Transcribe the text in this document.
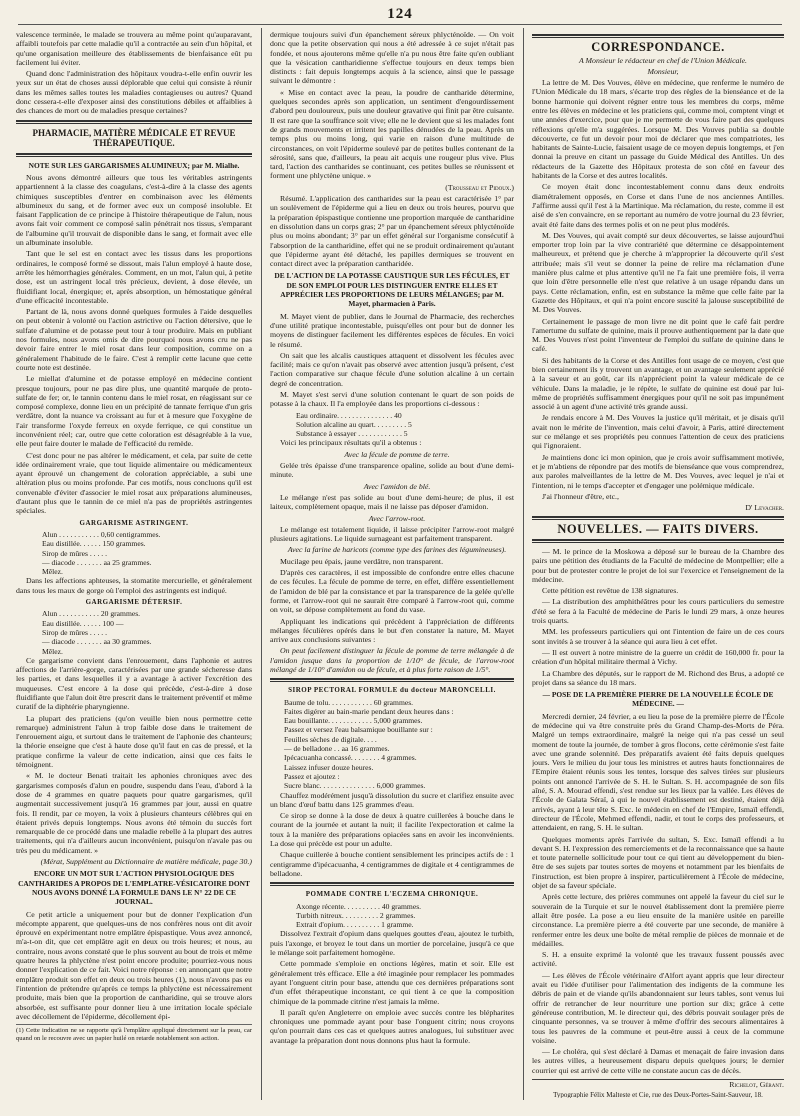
124

valescence terminée, le malade se trouvera au même point qu'auparavant, affaibli toutefois par cette maladie qu'il a contractée au sein d'un hôpital, et qu'une organisation meilleure des établissements de bienfaisance eût pu facilement lui éviter.

Quand donc l'administration des hôpitaux voudra-t-elle enfin ouvrir les yeux sur un état de choses aussi déplorable que celui qui consiste à réunir dans les mêmes salles toutes les maladies contagieuses ou autres? Quand donc cessera-t-elle d'exposer ainsi des constitutions débiles et affaiblies à des chances de mort ou de maladies presque certaines?

PHARMACIE, MATIÈRE MÉDICALE ET REVUE THÉRAPEUTIQUE.
NOTE SUR LES GARGARISMES ALUMINEUX; par M. Mialhe.

Nous avons démontré ailleurs que tous les véritables astringents appartiennent à la classe des coagulans, c'est-à-dire à la classe des agents chimiques susceptibles d'entrer en combinaison avec les éléments albumineux du sang, et de former avec eux un composé insoluble. Et faisant l'application de ce principe à l'histoire thérapeutique de l'alun, nous avons fait voir comment ce composé salin pénétrait nos tissus, s'emparant de l'albumine qu'il trouvait de disponible dans le sang, et formait avec elle un albuminate insoluble.

Tant que le sel est en contact avec les tissus dans les proportions ordinaires, le composé formé se dissout, mais l'alun employé à haute dose, arrête les hémorrhagies générales. Comment, en un mot, l'alun qui, à petite dose, est un astringent local très précieux, devient, à dose élevée, un fluidifiant local, énergique; et, après absorption, un hémostatique général d'une efficacité incontestable.

Partant de là, nous avons donné quelques formules à l'aide desquelles on peut obtenir à volonté ou l'action astrictive ou l'action détersive, que le sulfate d'alumine et de potasse peut tour à tour produire. Mais en publiant nos formules, nous avons omis de dire pourquoi nous avons cru ne pas devoir faire entrer le miel rosat dans leur composition, comme on a généralement l'habitude de le faire. C'est à remplir cette lacune que cette courte note est destinée.

Le miellat d'alumine et de potasse employé en médecine contient presque toujours, pour ne pas dire plus, une quantité marquée de proto-sulfate de fer; or, le tannin contenu dans le miel rosat, en réagissant sur ce composé complexe, donne lieu en un précipité de tannate ferrique d'un gris verdâtre, dont la nuance va croissant au fur et à mesure que l'oxygène de l'air transforme l'oxyde ferreux en oxyde ferrique, ce qui constitue un inconvénient réel; car, outre que cette coloration est désagréable à la vue, elle peut faire douter le malade de l'efficacité du remède.

C'est donc pour ne pas altérer le médicament, et cela, par suite de cette idée ordinairement vraie, que tout liquide alimentaire ou médicamenteux ayant éprouvé un changement de coloration appréciable, a subi une altération plus ou moins profonde. Par ces motifs, nous concluons qu'il est convenable d'éviter d'associer le miel rosat aux préparations alumineuses, d'autant plus que le tannin de ce miel n'a pas de propriétés astringentes spéciales.

GARGARISME ASTRINGENT.
Alun . . . . . . . . . . . 0,60 centigrammes.
Eau distillée. . . . . . 150 grammes.
Sirop de mûres . . . . .
— diacode . . . . . . . aa 25 grammes.
Mêlez.

Dans les affections aphteuses, la stomatite mercurielle, et généralement dans tous les maux de gorge où l'emploi des astringents est indiqué.

GARGARISME DÉTERSIF.
Alun . . . . . . . . . . . 20 grammes.
Eau distillée. . . . . . 100 —
Sirop de mûres . . . . .
— diacode . . . . . . . aa 30 grammes.
Mêlez.

Ce gargarisme convient dans l'enrouement, dans l'aphonie et autres affections de l'arrière-gorge, caractérisées par une grande sécheresse dans les parties, et dans lesquelles il y a avantage à activer l'excrétion des muqueuses. C'est encore à la dose qui précède, c'est-à-dire à dose fluidifiante que l'alun doit être prescrit dans le traitement préventif et même curatif de la diphtérie pharyngienne.

La plupart des praticiens (qu'on veuille bien nous permettre cette remarque) administrent l'alun à trop faible dose dans le traitement de l'enrouement aigu, et surtout dans le traitement de l'aphonie des chanteurs; la théorie enseigne que c'est à haute dose qu'il faut en cas de pressé, et la pratique confirme la valeur de cette indication, ainsi que ces faits le témoignent.

« M. le docteur Benati traitait les aphonies chroniques avec des gargarismes composés d'alun en poudre, suspendu dans l'eau, d'abord à la dose de 4 grammes en quatre paquets pour quatre gargarismes, qu'il augmentait successivement jusqu'à 16 grammes par jour, aussi en quatre fois. Il rendit, par ce moyen, la voix à plusieurs chanteurs célèbres qui en étaient privés depuis longtemps. Nous avons été témoin du succès fort remarquable de ce procédé dans une maladie rebelle à la plupart des autres traitements, qui n'a d'ailleurs aucun inconvénient, puisqu'on n'avale pas ou très peu du médicament. »

(Mérat, Supplément au Dictionnaire de matière médicale, page 30.)

ENCORE UN MOT SUR L'ACTION PHYSIOLOGIQUE DES CANTHARIDES A PROPOS DE L'EMPLATRE-VÉSICATOIRE DONT NOUS AVONS DONNÉ LA FORMULE DANS LE N° 22 DE CE JOURNAL.

Ce petit article a uniquement pour but de donner l'explication d'un mécompte apparent, que quelques-uns de nos confrères nous ont dit avoir éprouvé en expérimentant notre emplâtre épispastique. Vous avez annoncé, m'a-t-on dit, que cet emplâtre agit en deux ou trois heures; et nous, au contraire, nous avons constaté que le plus souvent au bout de trois et même quatre heures la phlyctène n'est point encore produite; pourriez-vous nous donner l'explication de ce fait. Voici notre réponse : en annonçant que notre emplâtre produit son effet en deux ou trois heures (1), nous n'avons pas eu l'intention de prétendre qu'après ce temps la phlyctène est nécessairement produite, mais bien que la proportion de cantharidine, qui se trouve alors absorbée, est suffisante pour donner lieu à une irritation locale spéciale avec décollement de l'épiderme, décollement épi-

(1) Cette indication ne se rapporte qu'à l'emplâtre appliqué directement sur la peau, car quand on le recouvre avec un papier huilé on retarde notablement son action.

dermique toujours suivi d'un épanchement séreux phlycténoïde. — On voit donc que la petite observation qui nous a été adressée à ce sujet n'était pas fondée, et nous ajouterons même qu'elle n'a pu nous être faite qu'en oubliant que la vésication cantharidienne s'effectue toujours en deux temps bien distincts : fait depuis longtemps acquis à la science, ainsi que le passage suivant le démontre :

« Mise en contact avec la peau, la poudre de cantharide détermine, quelques secondes après son application, un sentiment d'engourdissement d'abord peu douloureux, puis une douleur gravative qui finit par être cuisante. Il est rare que la souffrance soit vive; elle ne le devient que si les malades font de grands mouvements et irritent les papilles dénudées de la peau. Après un temps plus ou moins long, qui varie en raison d'une multitude de circonstances, on voit l'épiderme soulevé par de petites bulles contenant de la sérosité, sans que, d'ailleurs, la peau ait acquis une rougeur plus vive. Plus tard, l'action des cantharides se continuant, ces petites bulles se réunissent et forment une phlyctène unique. »

(Trousseau et Pidoux.)

Résumé. L'application des cantharides sur la peau est caractérisée 1° par un soulèvement de l'épiderme qui a lieu en deux ou trois heures, pourvu que la préparation épispastique contienne une proportion marquée de cantharidine en dissolution dans un corps gras; 2° par un épanchement séreux phlycténoïde plus ou moins abondant; 3° par un effet général sur l'organisme consécutif à l'absorption de la cantharidine, effet qui ne se produit ordinairement qu'autant que l'épiderme ayant été détaché, les papilles dermiques se trouvent en contact direct avec la préparation cantharidée.

DE L'ACTION DE LA POTASSE CAUSTIQUE SUR LES FÉCULES, ET DE SON EMPLOI POUR LES DISTINGUER ENTRE ELLES ET APPRÉCIER LES PROPORTIONS DE LEURS MÉLANGES; par M. Mayet, pharmacien à Paris.

M. Mayet vient de publier, dans le Journal de Pharmacie, des recherches d'une utilité pratique incontestable, puisqu'elles ont pour but de donner les moyens de distinguer facilement les différentes espèces de fécules. En voici le résumé.

On sait que les alcalis caustiques attaquent et dissolvent les fécules avec facilité; mais ce qu'on n'avait pas observé avec attention jusqu'à présent, c'est l'action comparative sur chaque fécule d'une solution alcaline à un certain degré de concentration.

M. Mayet s'est servi d'une solution contenant le quart de son poids de potasse à la chaux. Il l'a employée dans les proportions ci-dessous :

Eau ordinaire. . . . . . . . . . . . . . . 40
Solution alcaline au quart. . . . . . . . . 5
Substance à essayer . . . . . . . . . . . . 5

Voici les principaux résultats qu'il a obtenus :

Avec la fécule de pomme de terre.

Gelée très épaisse d'une transparence opaline, solide au bout d'une demi-minute.

Avec l'amidon de blé.

Le mélange n'est pas solide au bout d'une demi-heure; de plus, il est laiteux, complètement opaque, mais il ne laisse pas déposer d'amidon.

Avec l'arrow-root.

Le mélange est totalement liquide, il laisse précipiter l'arrow-root malgré plusieurs agitations. Le liquide surnageant est parfaitement transparent.

Avec la farine de haricots (comme type des farines des légumineuses).

Mucilage peu épais, jaune verdâtre, non transparent.

D'après ces caractères, il est impossible de confondre entre elles chacune de ces fécules. La fécule de pomme de terre, en effet, diffère essentiellement de l'amidon de blé par la consistance et par la transparence de la gelée qu'elle forme, et l'arrow-root qui ne saurait être comparé à l'arrow-root qui, comme on voit, se dépose complètement au fond du vase.

Appliquant les indications qui précèdent à l'appréciation de différents mélanges féculières opérés dans le but d'en constater la nature, M. Mayet arrive aux conclusions suivantes :

On peut facilement distinguer la fécule de pomme de terre mélangée à de l'amidon jusque dans la proportion de 1/10° de fécule, de l'arrow-root mélangé de 1/10° d'amidon ou de fécule, et à plus forte raison de 1/5°.

SIROP PECTORAL FORMULE du docteur MARONCELLI.
Baume de tolu. . . . . . . . . . . . 60 grammes.
Faites digérer au bain-marie pendant deux heures dans :
Eau bouillante. . . . . . . . . . . . 5,000 grammes.
Passez et versez l'eau balsamique bouillante sur :
Feuilles sèches de digitale. . . .
— de belladone . . aa 16 grammes.
Ipécacuanha concassé. . . . . . . . 4 grammes.
Laissez infuser douze heures.
Passez et ajoutez :
Sucre blanc. . . . . . . . . . . . . . . 6,000 grammes.

Chauffez modérément jusqu'à dissolution du sucre et clarifiez ensuite avec un blanc d'œuf battu dans 125 grammes d'eau.

Ce sirop se donne à la dose de deux à quatre cuillerées à bouche dans le courant de la journée et autant la nuit; il facilite l'expectoration et calme la toux à la manière des préparations opiacées sans en avoir les inconvénients. La dose qui précède est pour un adulte.

Chaque cuillerée à bouche contient sensiblement les principes actifs de : 1 centigramme d'ipécacuanha, 4 centigrammes de digitale et 4 centigrammes de belladone.

POMMADE CONTRE L'ECZEMA CHRONIQUE.
Axonge récente. . . . . . . . . . 40 grammes.
Turbith nitreux. . . . . . . . . . 2 grammes.
Extrait d'opium. . . . . . . . . . 1 gramme.

Dissolvez l'extrait d'opium dans quelques gouttes d'eau, ajoutez le turbith, puis l'axonge, et broyez le tout dans un mortier de porcelaine, jusqu'à ce que le mélange soit parfaitement homogène.

Cette pommade s'emploie en onctions légères, matin et soir. Elle est généralement très efficace. Elle a été imaginée pour remplacer les pommades ayant l'onguent citrin pour base, attendu que ces dernières préparations sont d'un effet thérapeutique inconstant, ce qui tient à ce que la composition chimique de la pommade citrine n'est jamais la même.

Il paraît qu'en Angleterre on emploie avec succès contre les blépharites chroniques une pommade ayant pour base l'onguent citrin; nous croyons qu'on pourrait dans ces cas et quelques autres analogues, lui substituer avec avantage la préparation dont nous donnons plus haut la formule.

CORRESPONDANCE.

A Monsieur le rédacteur en chef de l'Union Médicale.

Monsieur,

La lettre de M. Des Vouves, élève en médecine, que renferme le numéro de l'Union Médicale du 18 mars, s'écarte trop des règles de la bienséance et de la bonne harmonie qui doivent régner entre tous les membres du corps, même entre les élèves en médecine et les praticiens qui, comme moi, comptent vingt et une années d'exercice, pour que je me permette de vous faire part des quelques réflexions qu'elle m'a suggérées. Lorsque M. Des Vouves publia sa double découverte, ce fut un devoir pour moi de déclarer que mes compatriotes, les habitants de Sainte-Lucie, faisaient usage de ce moyen depuis longtemps, et j'en donnai la preuve en citant un passage du Guide Médical des Antilles. Un des rédacteurs de la Gazette des Hôpitaux protesta de son côté en faveur des habitants de la Corse et des autres localités.

Ce moyen était donc incontestablement connu dans deux endroits diamétralement opposés, en Corse et dans l'une de nos anciennes Antilles. J'affirme aussi qu'il l'est à la Martinique. Ma réclamation, du reste, comme il est aisé de s'en convaincre, en se reportant au numéro de votre journal du 23 février, avait été faite dans des termes polis et on ne peut plus modérés.

M. Des Vouves, qui avait compté sur deux découvertes, se laisse aujourd'hui emporter trop loin par la vive contrariété que détermine ce désappointement malheureux, et prétend que je cherche à m'approprier la découverte qu'il s'est attribuée; mais s'il veut se donner la peine de relire ma réclamation d'une manière plus calme et plus attentive qu'il ne l'a fait une première fois, il verra que loin d'être personnelle elle n'est que relative à un usage répandu dans un pays. Cette réclamation, enfin, est en substance la même que celle faite par la Gazette des Hôpitaux, et qui n'a point encore suscité la jalouse susceptibilité de M. Des Vouves.

Certainement le passage de mon livre ne dit point que le café fait perdre l'amertume du sulfate de quinine, mais il prouve authentiquement par la date que M. Des Vouves n'est point l'inventeur de l'emploi du sulfate de quinine dans le café.

Si des habitants de la Corse et des Antilles font usage de ce moyen, c'est que bien certainement ils y trouvent un avantage, et un avantage seulement apprécié à la saveur et au goût, car ils n'apprécient point la valeur médicale de ce véhicule. Dans la maladie, je le répète, le sulfate de quinine est doué par lui-même de propriétés suffisamment énergiques pour qu'il ne soit pas impunément associé à un agent d'une activité très grande aussi.

Je rendais encore à M. Des Vouves la justice qu'il méritait, et je disais qu'il avait non le mérite de l'invention, mais celui d'avoir, à Paris, attiré directement sur ce mélange et ses propriétés peu connues l'attention de ceux des praticiens qui l'ignoraient.

Je maintiens donc ici mon opinion, que je crois avoir suffisamment motivée, et je m'abtiens de répondre par des motifs de bienséance que vous comprendrez, aux paroles malveillantes de la lettre de M. Des Vouves, avec lequel je n'ai et l'intention, ni le temps d'accepter et d'engager une polémique médicale.

J'ai l'honneur d'être, etc.,

D' Levacher.

NOUVELLES. — FAITS DIVERS.

— M. le prince de la Moskowa a déposé sur le bureau de la Chambre des pairs une pétition des étudiants de la Faculté de médecine de Montpellier; elle a pour but de protester contre le projet de loi sur l'exercice et l'enseignement de la médecine.

Cette pétition est revêtue de 138 signatures.

— La distribution des amphithéâtres pour les cours particuliers du semestre d'été se fera à la Faculté de médecine de Paris le lundi 29 mars, à onze heures trois quarts.

MM. les professeurs particuliers qui ont l'intention de faire un de ces cours sont invités à se trouver à la séance qui aura lieu à cet effet.

— Il est ouvert à notre ministre de la guerre un crédit de 160,000 fr. pour la création d'un hôpital militaire thermal à Vichy.

La Chambre des députés, sur le rapport de M. Richond des Brus, a adopté ce projet dans sa séance du 18 mars.

— POSE DE LA PREMIÈRE PIERRE DE LA NOUVELLE ÉCOLE DE MÉDECINE. —

Mercredi dernier, 24 février, a eu lieu la pose de la première pierre de l'École de médecine qui va être construite près du Grand Champ-des-Morts de Péra. Malgré un temps extraordinaire, malgré la neige qui n'a pas cessé un seul moment de toute la journée, de tomber à gros flocons, cette cérémonie s'est faite avec une grande solennité. Des préparatifs avaient été faits depuis quelques jours. Vers le milieu du jour tous les ministres et autres hauts fonctionnaires de l'Empire étaient réunis sous les tentes, lorsque des salves tirées sur plusieurs points ont annoncé l'arrivée de S. H. le Sultan. S. H. accompagnée de son fils aîné, S. A. Mourad effendi, s'est rendue sur les lieux par la vallée. Les élèves de l'École de Galata Séraï, à qui le nouvel établissement est destiné, étaient déjà arrivés, ayant à leur tête S. Exc. le médecin en chef de l'Empire, Ismaïl effendi, directeur de l'École, Mehmed effendi, nadir, et tout le corps des professeurs, et attendaient, en rang, S. H. le sultan.

Quelques moments après l'arrivée du sultan, S. Exc. Ismaïl effendi a lu devant S. H. l'expression des remerciements et de la reconnaissance que sa haute et toute paternelle sollicitude pour tout ce qui tient au développement du bien-être de ses sujets par toutes sortes de moyens et notamment par les bienfaits de l'instruction, est bien propre à inspirer, particulièrement à l'École de médecine, objet de sa faveur spéciale.

Après cette lecture, des prières communes ont appelé la faveur du ciel sur le souverain de la Turquie et sur le nouvel établissement dont la première pierre allait être posée. La pose a eu lieu ensuite de la manière usitée en pareille circonstance. La première pierre a été couverte par une seconde, de manière à renfermer entre les deux une boîte de métal remplie de pièces de monnaie et de médailles.

S. H. a ensuite exprimé la volonté que les travaux fussent poussés avec activité.

— Les élèves de l'École vétérinaire d'Alfort ayant appris que leur directeur avait eu l'idée d'utiliser pour l'alimentation des indigents de la commune les débris de pain et de viande qu'ils abandonnaient sur leurs tables, sont venus lui offrir de retrancher de leur nourriture une portion sur dix; grâce à cette généreuse contribution, M. le directeur qui, des débris pouvait soulager près de cinquante personnes, va se trouver à même d'offrir des secours alimentaires à tous les pauvres de la commune et peut-être aussi à ceux de la commune voisine.

— Le choléra, qui s'est déclaré à Damas et menaçait de faire invasion dans les autres villes, a heureusement disparu depuis quelques jours; le dernier courrier qui est arrivé de cette ville ne constate aucun cas de décès.

Richelot, Gérant.

Typographie Félix Malteste et Cie, rue des Deux-Portes-Saint-Sauveur, 18.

**Problem statement:** Identify and extract each line of the listing that contains "bouillante".

**Completed exercise:**
Eau bouillante. . . . . . . . . . . . 5,000 grammes.
Passez et versez l'eau balsamique bouillante sur :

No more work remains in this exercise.